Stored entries
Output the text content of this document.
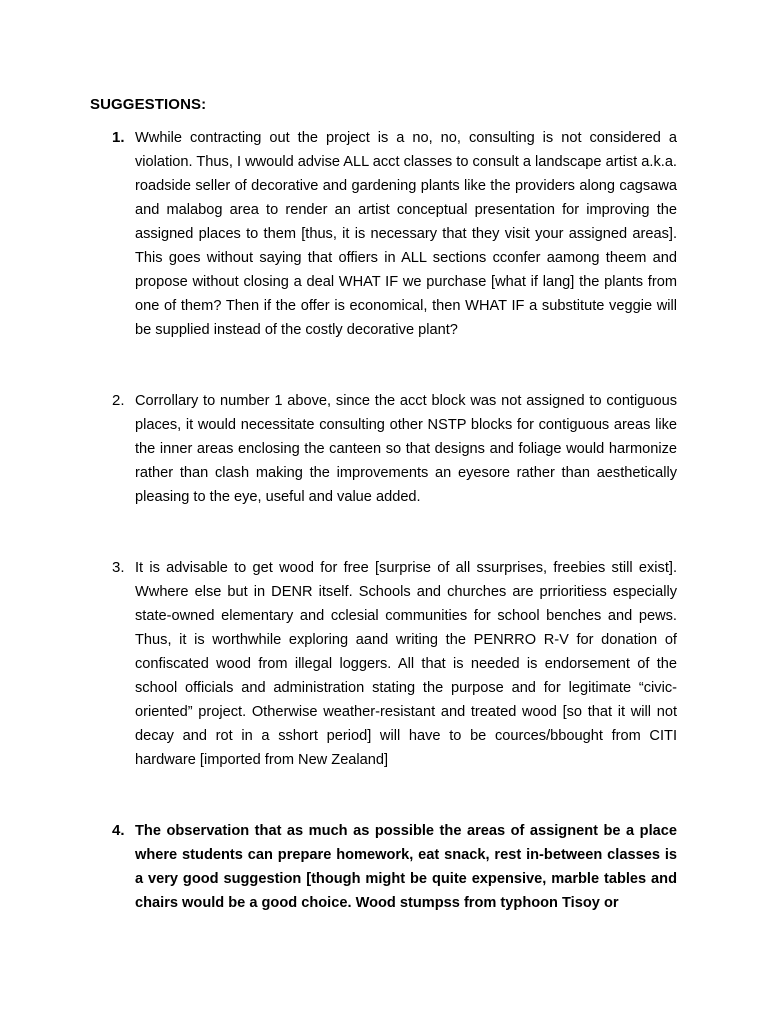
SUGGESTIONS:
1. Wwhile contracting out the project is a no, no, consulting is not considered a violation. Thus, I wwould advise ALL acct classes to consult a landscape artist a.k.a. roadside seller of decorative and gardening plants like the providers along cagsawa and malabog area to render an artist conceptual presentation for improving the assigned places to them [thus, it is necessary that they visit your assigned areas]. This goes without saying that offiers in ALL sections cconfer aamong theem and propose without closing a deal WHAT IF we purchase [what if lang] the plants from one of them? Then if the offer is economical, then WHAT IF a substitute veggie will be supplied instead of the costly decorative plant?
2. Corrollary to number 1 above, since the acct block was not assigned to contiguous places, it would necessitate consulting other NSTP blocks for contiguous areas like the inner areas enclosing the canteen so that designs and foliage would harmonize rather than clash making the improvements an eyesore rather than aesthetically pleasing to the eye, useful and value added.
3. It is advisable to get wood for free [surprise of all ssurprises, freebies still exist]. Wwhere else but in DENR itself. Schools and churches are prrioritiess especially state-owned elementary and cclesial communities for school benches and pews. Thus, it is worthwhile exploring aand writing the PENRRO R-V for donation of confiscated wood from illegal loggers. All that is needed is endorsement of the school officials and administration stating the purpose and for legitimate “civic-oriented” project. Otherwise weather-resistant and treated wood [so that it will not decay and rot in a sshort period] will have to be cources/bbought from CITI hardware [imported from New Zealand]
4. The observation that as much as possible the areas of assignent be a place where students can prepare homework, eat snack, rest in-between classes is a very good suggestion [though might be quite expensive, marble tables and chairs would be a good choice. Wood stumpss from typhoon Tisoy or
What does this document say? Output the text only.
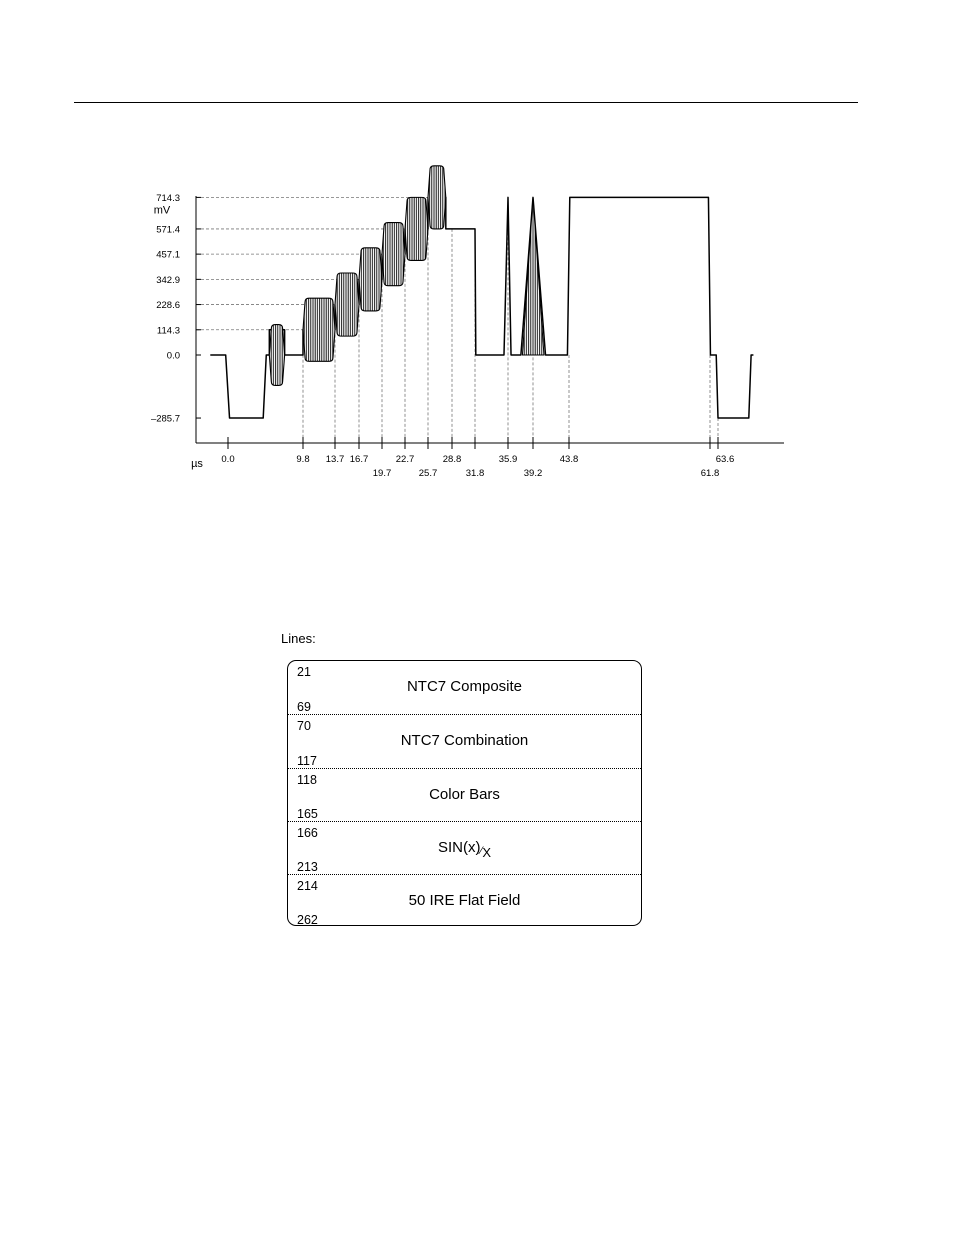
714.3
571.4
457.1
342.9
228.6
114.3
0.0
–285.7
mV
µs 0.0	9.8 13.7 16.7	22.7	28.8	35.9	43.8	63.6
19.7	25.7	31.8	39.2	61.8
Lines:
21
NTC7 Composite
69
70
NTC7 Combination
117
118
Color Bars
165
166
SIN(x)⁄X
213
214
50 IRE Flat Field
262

■ DIRECTIONS FOR THIS TASK:
Scan the material above for the word "document". Copy each line where it occurs.

■ OUTPUT FOR THIS TASK:
Output the text content of this document.
What does this document say? Output the text only.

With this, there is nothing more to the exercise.